Show each line that has the string "沉默王二的狗腿子" in it.

** begin Dataset excerpts **

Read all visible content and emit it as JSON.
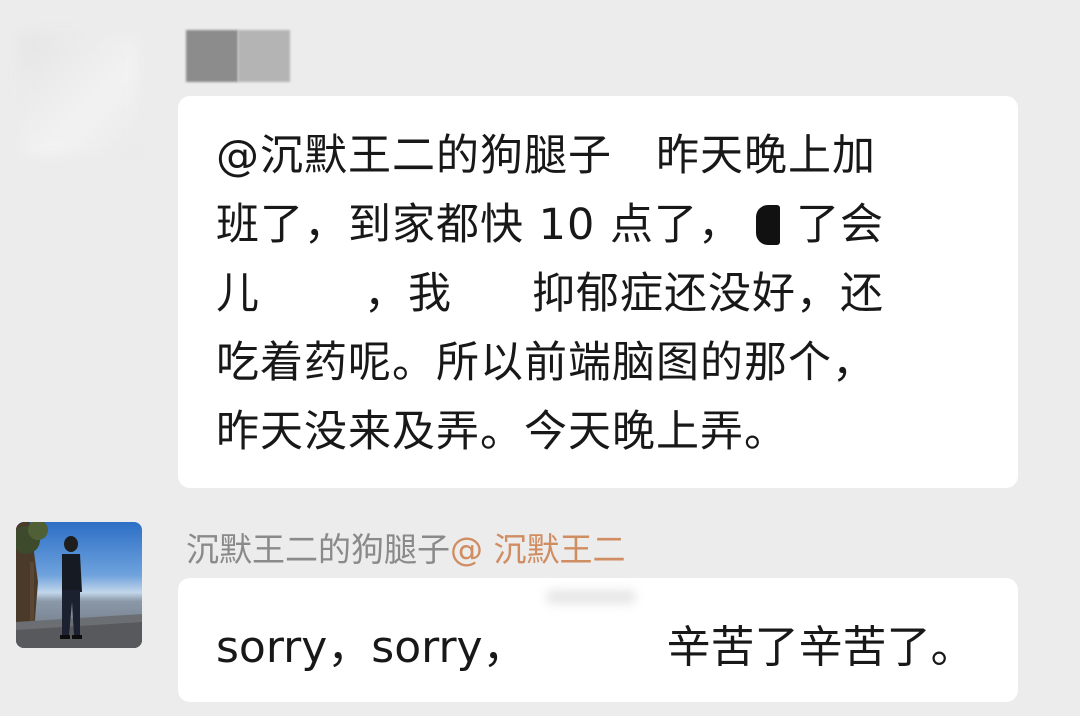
{
  "messages": [
    {
      "sender_redacted": true,
      "lines": [
        {
          "a": "@沉默王二的狗腿子　昨天晚上加"
        },
        {
          "a": "班了，到家都快 10 点了，",
          "b": "了会"
        },
        {
          "a": "儿",
          "b": "，我",
          "c": "抑郁症还没好，还"
        },
        {
          "a": "吃着药呢。所以前端脑图的那个，"
        },
        {
          "a": "昨天没来及弄。今天晚上弄。"
        }
      ]
    },
    {
      "sender_name": "沉默王二的狗腿子",
      "mention": "@ 沉默王二",
      "line_a": "sorry，sorry，",
      "line_b": "辛苦了辛苦了。"
    }
  ]
}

** end Dataset excerpts **

» **Solution to the problem**
          "a": "@沉默王二的狗腿子　昨天晚上加"
      "sender_name": "沉默王二的狗腿子",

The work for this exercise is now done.